What is expected:
Format every line of the items below as a JSON list of strings, with one string per line and no blank lines. Leave the pictures out of the answer.

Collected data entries
################
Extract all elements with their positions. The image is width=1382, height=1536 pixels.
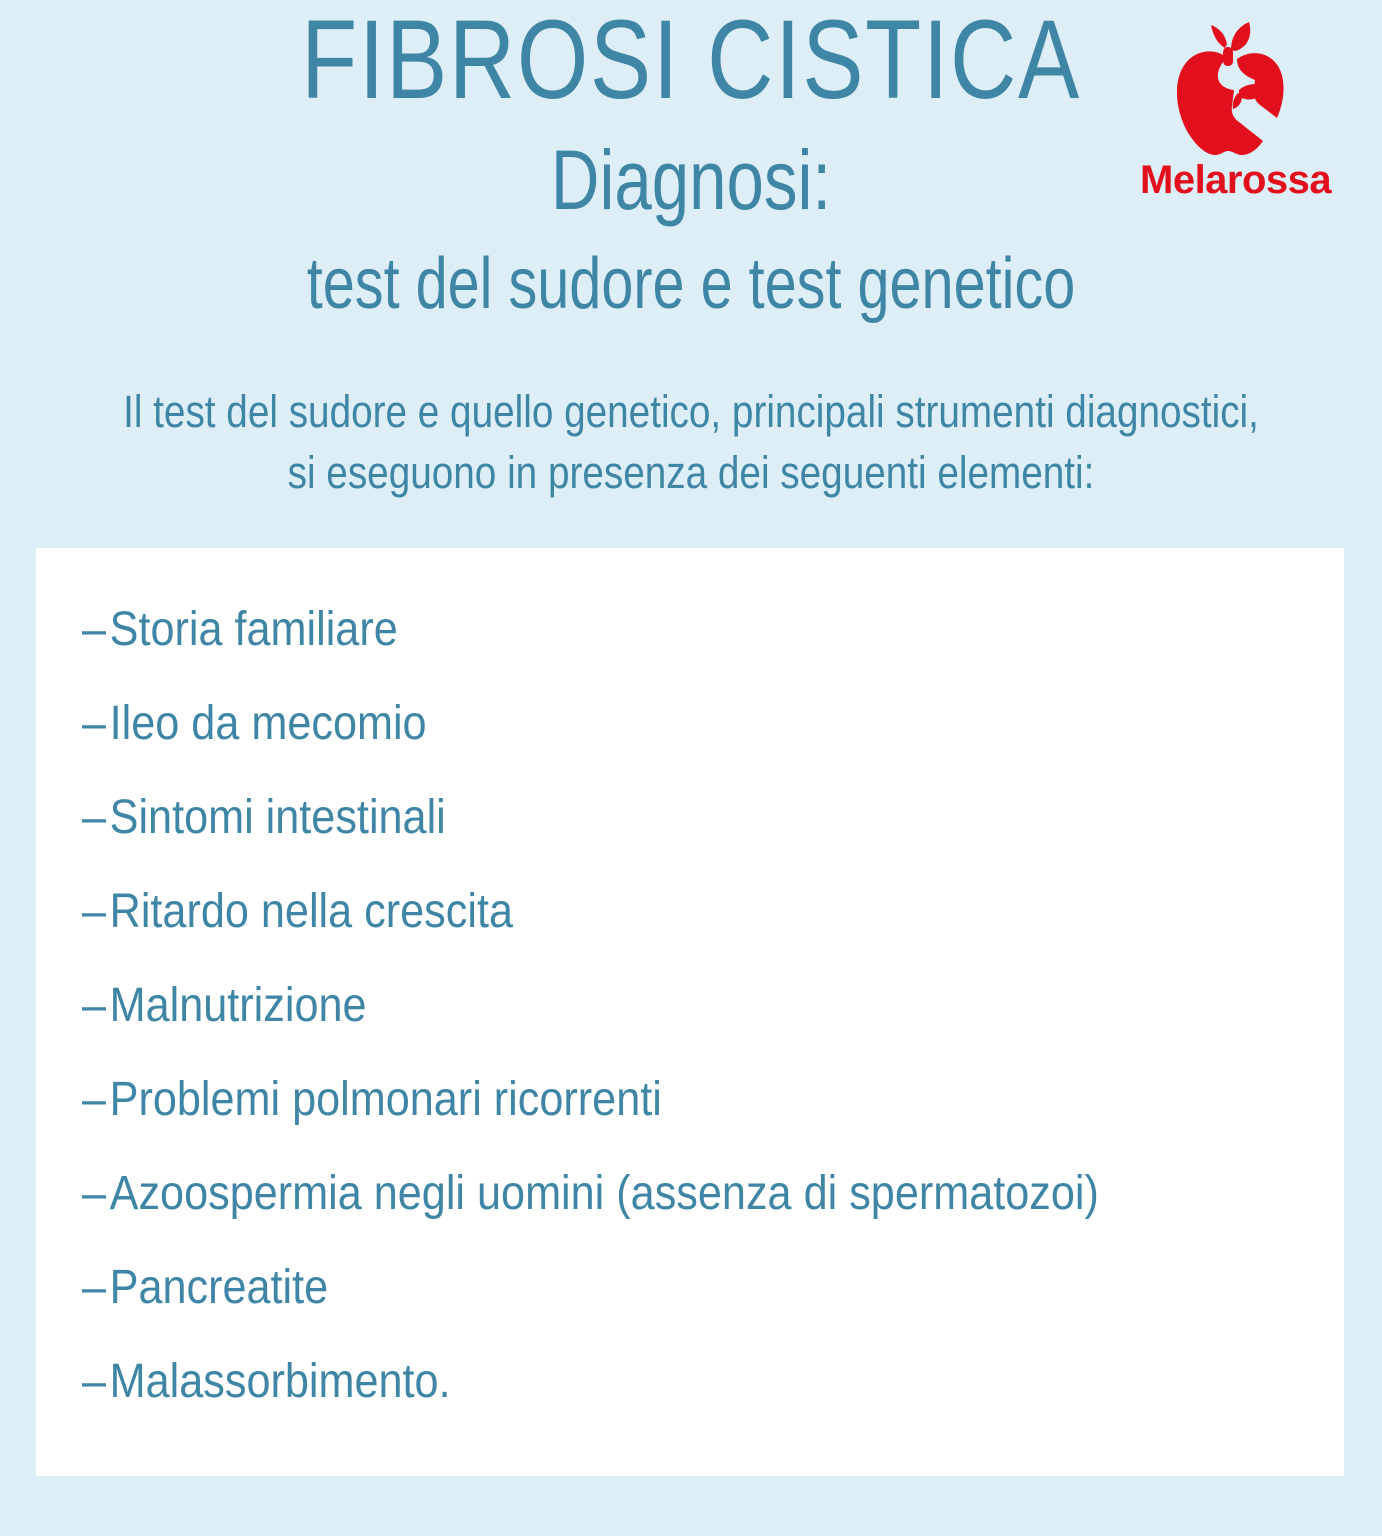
list-item-label: Problemi polmonari ricorrenti (110, 1073, 662, 1126)
list-item: –Malnutrizione (82, 982, 1344, 1076)
page-subtitle-secondary: test del sudore e test genetico (138, 222, 1244, 320)
list-bullet: – (82, 1358, 110, 1406)
symptom-list: –Storia familiare –Ileo da mecomio –Sint… (82, 606, 1344, 1452)
list-bullet: – (82, 982, 110, 1030)
brand-wordmark: Melarossa (1140, 160, 1320, 200)
list-bullet: – (82, 888, 110, 936)
list-item: –Problemi polmonari ricorrenti (82, 1076, 1344, 1170)
intro-paragraph: Il test del sudore e quello genetico, pr… (0, 382, 1382, 504)
list-item: –Pancreatite (82, 1264, 1344, 1358)
list-item: –Ileo da mecomio (82, 700, 1344, 794)
list-item-label: Ritardo nella crescita (110, 885, 513, 938)
list-item: –Storia familiare (82, 606, 1344, 700)
list-item-label: Malnutrizione (110, 979, 367, 1032)
intro-line-1: Il test del sudore e quello genetico, pr… (97, 382, 1286, 443)
list-item: –Ritardo nella crescita (82, 888, 1344, 982)
list-item-label: Malassorbimento. (110, 1355, 451, 1408)
red-apple-icon (1165, 14, 1295, 164)
list-item: –Sintomi intestinali (82, 794, 1344, 888)
list-bullet: – (82, 1264, 110, 1312)
list-bullet: – (82, 1170, 110, 1218)
list-bullet: – (82, 700, 110, 748)
list-item: –Azoospermia negli uomini (assenza di sp… (82, 1170, 1344, 1264)
list-bullet: – (82, 794, 110, 842)
infographic-poster: FIBROSI CISTICA Diagnosi: test del sudor… (0, 0, 1382, 1536)
page-title: FIBROSI CISTICA (124, 0, 1257, 116)
list-item-label: Pancreatite (110, 1261, 329, 1314)
symptom-list-panel: –Storia familiare –Ileo da mecomio –Sint… (36, 548, 1344, 1476)
brand-logo: Melarossa (1140, 14, 1320, 214)
list-bullet: – (82, 606, 110, 654)
list-item-label: Sintomi intestinali (110, 791, 446, 844)
list-item-label: Azoospermia negli uomini (assenza di spe… (110, 1167, 1099, 1220)
intro-line-2: si eseguono in presenza dei seguenti ele… (97, 443, 1286, 504)
list-item-label: Ileo da mecomio (110, 697, 427, 750)
list-bullet: – (82, 1076, 110, 1124)
list-item-label: Storia familiare (110, 603, 398, 656)
list-item: –Malassorbimento. (82, 1358, 1344, 1452)
page-subtitle: Diagnosi: (138, 116, 1244, 222)
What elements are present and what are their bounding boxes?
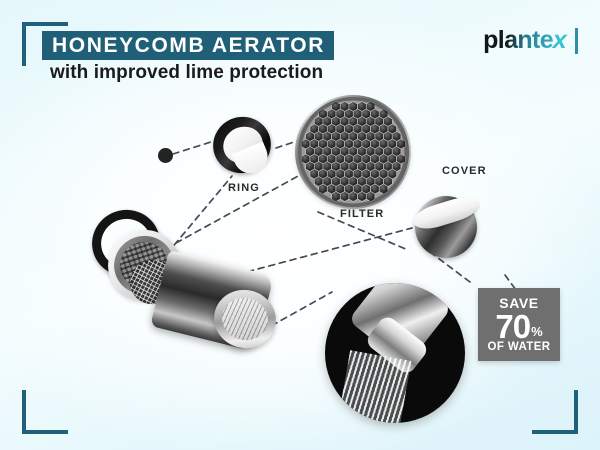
filter-disc [297,97,409,207]
photo-water-stream [337,350,412,423]
part-label-cover: COVER [442,165,487,177]
badge-percent-sign: % [531,325,543,341]
infographic-canvas: HONEYCOMB AERATOR with improved lime pro… [0,0,600,450]
aerator-assembly [86,206,276,366]
badge-footer-label: OF WATER [487,342,550,354]
badge-value: 70 [495,312,530,341]
product-photo-inset [325,283,465,423]
honeycomb-grid-icon [297,97,409,207]
save-water-badge: SAVE 70 % OF WATER [478,288,560,361]
connector-origin-dot [158,148,173,163]
part-label-filter: FILTER [340,208,384,220]
part-ring [213,117,273,175]
connector-dot-to-ring [173,141,214,154]
badge-value-row: 70 % [495,312,542,341]
part-cover [413,192,481,262]
part-label-ring: RING [228,182,260,194]
part-filter [297,97,409,207]
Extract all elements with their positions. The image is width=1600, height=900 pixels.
################
Reply to the task:
[
  "Extract all elements with their positions. The image is width=1382, height=1536 pixels.",
  "list-item-label: Problemi polmonari ricorrenti (110, 1073, 662, 1126)",
  "list-item: –Malnutrizione (82, 982, 1344, 1076)",
  "page-subtitle-secondary: test del sudore e test genetico (138, 222, 1244, 320)",
  "list-bullet: – (82, 1358, 110, 1406)",
  "symptom-list: –Storia familiare –Ileo da mecomio –Sint… (82, 606, 1344, 1452)",
  "list-bullet: – (82, 982, 110, 1030)",
  "brand-wordmark: Melarossa (1140, 160, 1320, 200)",
  "list-bullet: – (82, 888, 110, 936)",
  "list-item: –Problemi polmonari ricorrenti (82, 1076, 1344, 1170)",
  "intro-paragraph: Il test del sudore e quello genetico, pr… (0, 382, 1382, 504)",
  "list-item: –Pancreatite (82, 1264, 1344, 1358)",
  "list-item: –Ileo da mecomio (82, 700, 1344, 794)",
  "list-item-label: Ritardo nella crescita (110, 885, 513, 938)",
  "list-item: –Storia familiare (82, 606, 1344, 700)",
  "list-item-label: Malnutrizione (110, 979, 367, 1032)",
  "intro-line-1: Il test del sudore e quello genetico, pr… (97, 382, 1286, 443)",
  "list-item: –Ritardo nella crescita (82, 888, 1344, 982)",
  "list-item-label: Malassorbimento. (110, 1355, 451, 1408)",
  "red-apple-icon (1165, 14, 1295, 164)",
  "list-item: –Sintomi intestinali (82, 794, 1344, 888)",
  "list-bullet: – (82, 1264, 110, 1312)",
  "list-bullet: – (82, 1170, 110, 1218)",
  "list-bullet: – (82, 700, 110, 748)",
  "list-item: –Azoospermia negli uomini (assenza di sp… (82, 1170, 1344, 1264)",
  "list-bullet: – (82, 794, 110, 842)",
  "infographic-poster: FIBROSI CISTICA Diagnosi: test del sudor… (0, 0, 1382, 1536)",
  "page-title: FIBROSI CISTICA (124, 0, 1257, 116)",
  "list-item-label: Pancreatite (110, 1261, 329, 1314)",
  "symptom-list-panel: –Storia familiare –Ileo da mecomio –Sint… (36, 548, 1344, 1476)",
  "brand-logo: Melarossa (1140, 14, 1320, 214)",
  "list-bullet: – (82, 606, 110, 654)",
  "list-item-label: Sintomi intestinali (110, 791, 446, 844)",
  "list-item-label: Azoospermia negli uomini (assenza di spe… (110, 1167, 1099, 1220)",
  "intro-line-2: si eseguono in presenza dei seguenti ele… (97, 443, 1286, 504)",
  "list-item-label: Ileo da mecomio (110, 697, 427, 750)",
  "list-bullet: – (82, 1076, 110, 1124)",
  "list-item-label: Storia familiare (110, 603, 398, 656)",
  "list-item: –Malassorbimento. (82, 1358, 1344, 1452)",
  "page-subtitle: Diagnosi: (138, 116, 1244, 222)",
  "What elements are present and what are their bounding boxes?",
  "filter-disc [297,97,409,207]",
  "photo-water-stream [337,350,412,423]",
  "part-label-cover: COVER [442,165,487,177]",
  "badge-percent-sign: % [531,325,543,341]",
  "infographic-canvas: HONEYCOMB AERATOR with improved lime pro… [0,0,600,450]",
  "aerator-assembly [86,206,276,366]",
  "badge-footer-label: OF WATER [487,342,550,354]",
  "badge-value: 70 [495,312,530,341]",
  "product-photo-inset [325,283,465,423]",
  "honeycomb-grid-icon [297,97,409,207]",
  "save-water-badge: SAVE 70 % OF WATER [478,288,560,361]",
  "connector-origin-dot [158,148,173,163]",
  "part-label-filter: FILTER [340,208,384,220]",
  "part-ring [213,117,273,175]",
  "connector-dot-to-ring [173,141,214,154]",
  "badge-value-row: 70 % [495,312,542,341]",
  "part-cover [413,192,481,262]",
  "part-label-ring: RING [228,182,260,194]",
  "part-filter [297,97,409,207]",
  "Extract all elements with their positions. The image is width=1600, height=900 pixels."
]